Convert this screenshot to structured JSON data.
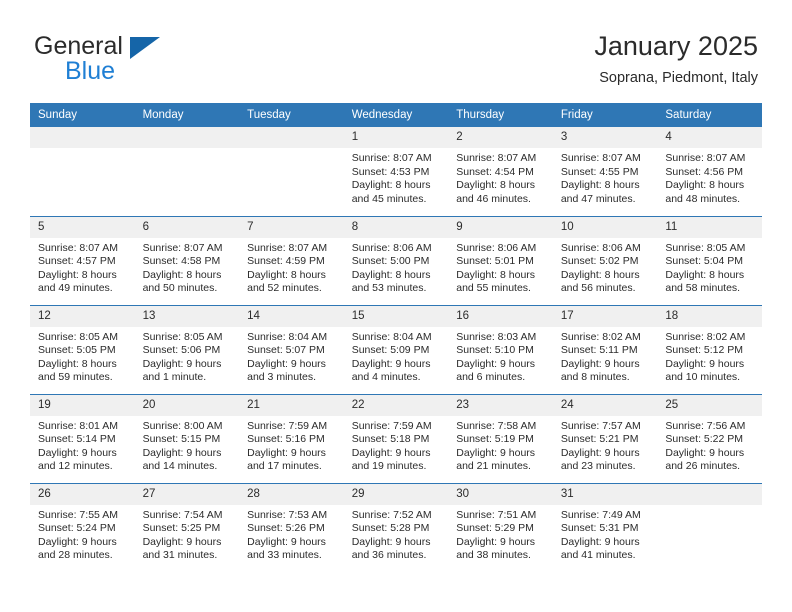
{
  "brand": {
    "word_one": "General",
    "word_two": "Blue",
    "logo_icon": "triangle-logo-icon"
  },
  "header": {
    "title": "January 2025",
    "subtitle": "Soprana, Piedmont, Italy"
  },
  "colors": {
    "header_blue": "#2f77b5",
    "brand_blue": "#1f7fd4",
    "daynum_band": "#f0f0f0",
    "text": "#2b2b2b"
  },
  "weekday_headers": [
    "Sunday",
    "Monday",
    "Tuesday",
    "Wednesday",
    "Thursday",
    "Friday",
    "Saturday"
  ],
  "weeks": [
    [
      {
        "day": "",
        "empty": true,
        "sunrise": "",
        "sunset": "",
        "daylight_line1": "",
        "daylight_line2": ""
      },
      {
        "day": "",
        "empty": true,
        "sunrise": "",
        "sunset": "",
        "daylight_line1": "",
        "daylight_line2": ""
      },
      {
        "day": "",
        "empty": true,
        "sunrise": "",
        "sunset": "",
        "daylight_line1": "",
        "daylight_line2": ""
      },
      {
        "day": "1",
        "empty": false,
        "sunrise": "Sunrise: 8:07 AM",
        "sunset": "Sunset: 4:53 PM",
        "daylight_line1": "Daylight: 8 hours",
        "daylight_line2": "and 45 minutes."
      },
      {
        "day": "2",
        "empty": false,
        "sunrise": "Sunrise: 8:07 AM",
        "sunset": "Sunset: 4:54 PM",
        "daylight_line1": "Daylight: 8 hours",
        "daylight_line2": "and 46 minutes."
      },
      {
        "day": "3",
        "empty": false,
        "sunrise": "Sunrise: 8:07 AM",
        "sunset": "Sunset: 4:55 PM",
        "daylight_line1": "Daylight: 8 hours",
        "daylight_line2": "and 47 minutes."
      },
      {
        "day": "4",
        "empty": false,
        "sunrise": "Sunrise: 8:07 AM",
        "sunset": "Sunset: 4:56 PM",
        "daylight_line1": "Daylight: 8 hours",
        "daylight_line2": "and 48 minutes."
      }
    ],
    [
      {
        "day": "5",
        "empty": false,
        "sunrise": "Sunrise: 8:07 AM",
        "sunset": "Sunset: 4:57 PM",
        "daylight_line1": "Daylight: 8 hours",
        "daylight_line2": "and 49 minutes."
      },
      {
        "day": "6",
        "empty": false,
        "sunrise": "Sunrise: 8:07 AM",
        "sunset": "Sunset: 4:58 PM",
        "daylight_line1": "Daylight: 8 hours",
        "daylight_line2": "and 50 minutes."
      },
      {
        "day": "7",
        "empty": false,
        "sunrise": "Sunrise: 8:07 AM",
        "sunset": "Sunset: 4:59 PM",
        "daylight_line1": "Daylight: 8 hours",
        "daylight_line2": "and 52 minutes."
      },
      {
        "day": "8",
        "empty": false,
        "sunrise": "Sunrise: 8:06 AM",
        "sunset": "Sunset: 5:00 PM",
        "daylight_line1": "Daylight: 8 hours",
        "daylight_line2": "and 53 minutes."
      },
      {
        "day": "9",
        "empty": false,
        "sunrise": "Sunrise: 8:06 AM",
        "sunset": "Sunset: 5:01 PM",
        "daylight_line1": "Daylight: 8 hours",
        "daylight_line2": "and 55 minutes."
      },
      {
        "day": "10",
        "empty": false,
        "sunrise": "Sunrise: 8:06 AM",
        "sunset": "Sunset: 5:02 PM",
        "daylight_line1": "Daylight: 8 hours",
        "daylight_line2": "and 56 minutes."
      },
      {
        "day": "11",
        "empty": false,
        "sunrise": "Sunrise: 8:05 AM",
        "sunset": "Sunset: 5:04 PM",
        "daylight_line1": "Daylight: 8 hours",
        "daylight_line2": "and 58 minutes."
      }
    ],
    [
      {
        "day": "12",
        "empty": false,
        "sunrise": "Sunrise: 8:05 AM",
        "sunset": "Sunset: 5:05 PM",
        "daylight_line1": "Daylight: 8 hours",
        "daylight_line2": "and 59 minutes."
      },
      {
        "day": "13",
        "empty": false,
        "sunrise": "Sunrise: 8:05 AM",
        "sunset": "Sunset: 5:06 PM",
        "daylight_line1": "Daylight: 9 hours",
        "daylight_line2": "and 1 minute."
      },
      {
        "day": "14",
        "empty": false,
        "sunrise": "Sunrise: 8:04 AM",
        "sunset": "Sunset: 5:07 PM",
        "daylight_line1": "Daylight: 9 hours",
        "daylight_line2": "and 3 minutes."
      },
      {
        "day": "15",
        "empty": false,
        "sunrise": "Sunrise: 8:04 AM",
        "sunset": "Sunset: 5:09 PM",
        "daylight_line1": "Daylight: 9 hours",
        "daylight_line2": "and 4 minutes."
      },
      {
        "day": "16",
        "empty": false,
        "sunrise": "Sunrise: 8:03 AM",
        "sunset": "Sunset: 5:10 PM",
        "daylight_line1": "Daylight: 9 hours",
        "daylight_line2": "and 6 minutes."
      },
      {
        "day": "17",
        "empty": false,
        "sunrise": "Sunrise: 8:02 AM",
        "sunset": "Sunset: 5:11 PM",
        "daylight_line1": "Daylight: 9 hours",
        "daylight_line2": "and 8 minutes."
      },
      {
        "day": "18",
        "empty": false,
        "sunrise": "Sunrise: 8:02 AM",
        "sunset": "Sunset: 5:12 PM",
        "daylight_line1": "Daylight: 9 hours",
        "daylight_line2": "and 10 minutes."
      }
    ],
    [
      {
        "day": "19",
        "empty": false,
        "sunrise": "Sunrise: 8:01 AM",
        "sunset": "Sunset: 5:14 PM",
        "daylight_line1": "Daylight: 9 hours",
        "daylight_line2": "and 12 minutes."
      },
      {
        "day": "20",
        "empty": false,
        "sunrise": "Sunrise: 8:00 AM",
        "sunset": "Sunset: 5:15 PM",
        "daylight_line1": "Daylight: 9 hours",
        "daylight_line2": "and 14 minutes."
      },
      {
        "day": "21",
        "empty": false,
        "sunrise": "Sunrise: 7:59 AM",
        "sunset": "Sunset: 5:16 PM",
        "daylight_line1": "Daylight: 9 hours",
        "daylight_line2": "and 17 minutes."
      },
      {
        "day": "22",
        "empty": false,
        "sunrise": "Sunrise: 7:59 AM",
        "sunset": "Sunset: 5:18 PM",
        "daylight_line1": "Daylight: 9 hours",
        "daylight_line2": "and 19 minutes."
      },
      {
        "day": "23",
        "empty": false,
        "sunrise": "Sunrise: 7:58 AM",
        "sunset": "Sunset: 5:19 PM",
        "daylight_line1": "Daylight: 9 hours",
        "daylight_line2": "and 21 minutes."
      },
      {
        "day": "24",
        "empty": false,
        "sunrise": "Sunrise: 7:57 AM",
        "sunset": "Sunset: 5:21 PM",
        "daylight_line1": "Daylight: 9 hours",
        "daylight_line2": "and 23 minutes."
      },
      {
        "day": "25",
        "empty": false,
        "sunrise": "Sunrise: 7:56 AM",
        "sunset": "Sunset: 5:22 PM",
        "daylight_line1": "Daylight: 9 hours",
        "daylight_line2": "and 26 minutes."
      }
    ],
    [
      {
        "day": "26",
        "empty": false,
        "sunrise": "Sunrise: 7:55 AM",
        "sunset": "Sunset: 5:24 PM",
        "daylight_line1": "Daylight: 9 hours",
        "daylight_line2": "and 28 minutes."
      },
      {
        "day": "27",
        "empty": false,
        "sunrise": "Sunrise: 7:54 AM",
        "sunset": "Sunset: 5:25 PM",
        "daylight_line1": "Daylight: 9 hours",
        "daylight_line2": "and 31 minutes."
      },
      {
        "day": "28",
        "empty": false,
        "sunrise": "Sunrise: 7:53 AM",
        "sunset": "Sunset: 5:26 PM",
        "daylight_line1": "Daylight: 9 hours",
        "daylight_line2": "and 33 minutes."
      },
      {
        "day": "29",
        "empty": false,
        "sunrise": "Sunrise: 7:52 AM",
        "sunset": "Sunset: 5:28 PM",
        "daylight_line1": "Daylight: 9 hours",
        "daylight_line2": "and 36 minutes."
      },
      {
        "day": "30",
        "empty": false,
        "sunrise": "Sunrise: 7:51 AM",
        "sunset": "Sunset: 5:29 PM",
        "daylight_line1": "Daylight: 9 hours",
        "daylight_line2": "and 38 minutes."
      },
      {
        "day": "31",
        "empty": false,
        "sunrise": "Sunrise: 7:49 AM",
        "sunset": "Sunset: 5:31 PM",
        "daylight_line1": "Daylight: 9 hours",
        "daylight_line2": "and 41 minutes."
      },
      {
        "day": "",
        "empty": true,
        "sunrise": "",
        "sunset": "",
        "daylight_line1": "",
        "daylight_line2": ""
      }
    ]
  ]
}
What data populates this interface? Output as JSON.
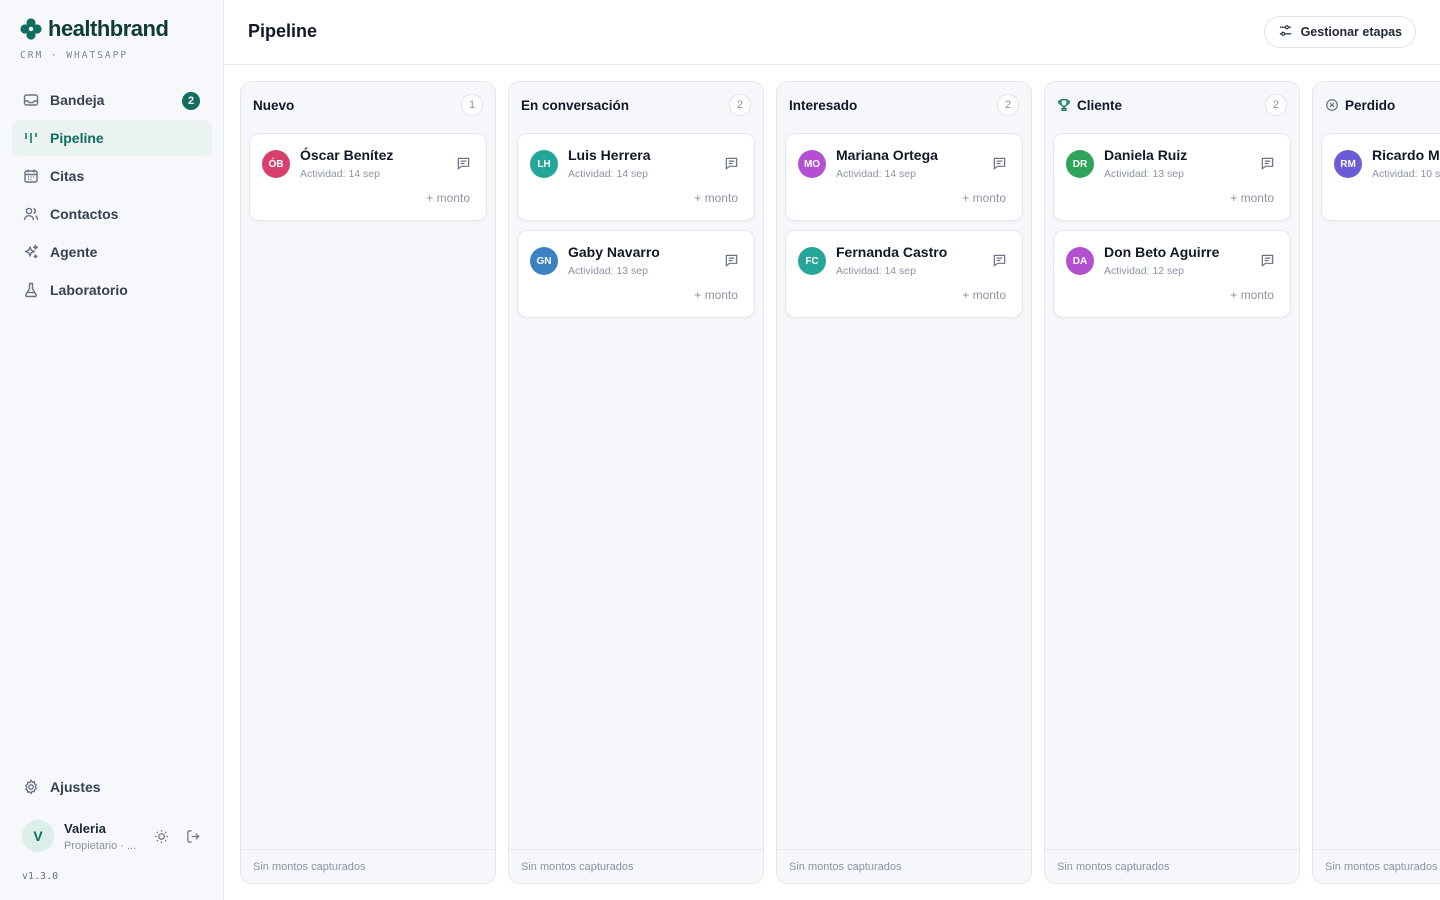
{
  "brand": {
    "name": "healthbrand",
    "subtitle": "CRM · WHATSAPP",
    "color": "#0f6e5e"
  },
  "sidebar": {
    "items": [
      {
        "label": "Bandeja",
        "icon": "inbox-icon",
        "badge": "2"
      },
      {
        "label": "Pipeline",
        "icon": "pipeline-icon",
        "active": true
      },
      {
        "label": "Citas",
        "icon": "calendar-icon"
      },
      {
        "label": "Contactos",
        "icon": "users-icon"
      },
      {
        "label": "Agente",
        "icon": "sparkles-icon"
      },
      {
        "label": "Laboratorio",
        "icon": "flask-icon"
      }
    ],
    "settings_label": "Ajustes",
    "user": {
      "initial": "V",
      "name": "Valeria",
      "role": "Propietario · ..."
    },
    "version": "v1.3.0"
  },
  "header": {
    "title": "Pipeline",
    "manage_label": "Gestionar etapas"
  },
  "columns": [
    {
      "title": "Nuevo",
      "count": "1",
      "footer": "Sin montos capturados",
      "cards": [
        {
          "initials": "ÓB",
          "name": "Óscar Benítez",
          "activity": "Actividad: 14 sep",
          "amount": "+ monto",
          "color": "#d6406c"
        }
      ]
    },
    {
      "title": "En conversación",
      "count": "2",
      "footer": "Sin montos capturados",
      "cards": [
        {
          "initials": "LH",
          "name": "Luis Herrera",
          "activity": "Actividad: 14 sep",
          "amount": "+ monto",
          "color": "#26a69a"
        },
        {
          "initials": "GN",
          "name": "Gaby Navarro",
          "activity": "Actividad: 13 sep",
          "amount": "+ monto",
          "color": "#3b82c4"
        }
      ]
    },
    {
      "title": "Interesado",
      "count": "2",
      "footer": "Sin montos capturados",
      "cards": [
        {
          "initials": "MO",
          "name": "Mariana Ortega",
          "activity": "Actividad: 14 sep",
          "amount": "+ monto",
          "color": "#b34fd1"
        },
        {
          "initials": "FC",
          "name": "Fernanda Castro",
          "activity": "Actividad: 14 sep",
          "amount": "+ monto",
          "color": "#26a69a"
        }
      ]
    },
    {
      "title": "Cliente",
      "count": "2",
      "footer": "Sin montos capturados",
      "icon": "trophy-icon",
      "cards": [
        {
          "initials": "DR",
          "name": "Daniela Ruiz",
          "activity": "Actividad: 13 sep",
          "amount": "+ monto",
          "color": "#2ea55a"
        },
        {
          "initials": "DA",
          "name": "Don Beto Aguirre",
          "activity": "Actividad: 12 sep",
          "amount": "+ monto",
          "color": "#b34fd1"
        }
      ]
    },
    {
      "title": "Perdido",
      "count": "",
      "footer": "Sin montos capturados",
      "icon": "x-circle-icon",
      "cards": [
        {
          "initials": "RM",
          "name": "Ricardo Mo",
          "activity": "Actividad: 10 s",
          "amount": "",
          "color": "#6b5bd6"
        }
      ]
    }
  ]
}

# Aim:
What is the number of lines in the data that hold the string "name"? Answer with the number only.

# Written response:
10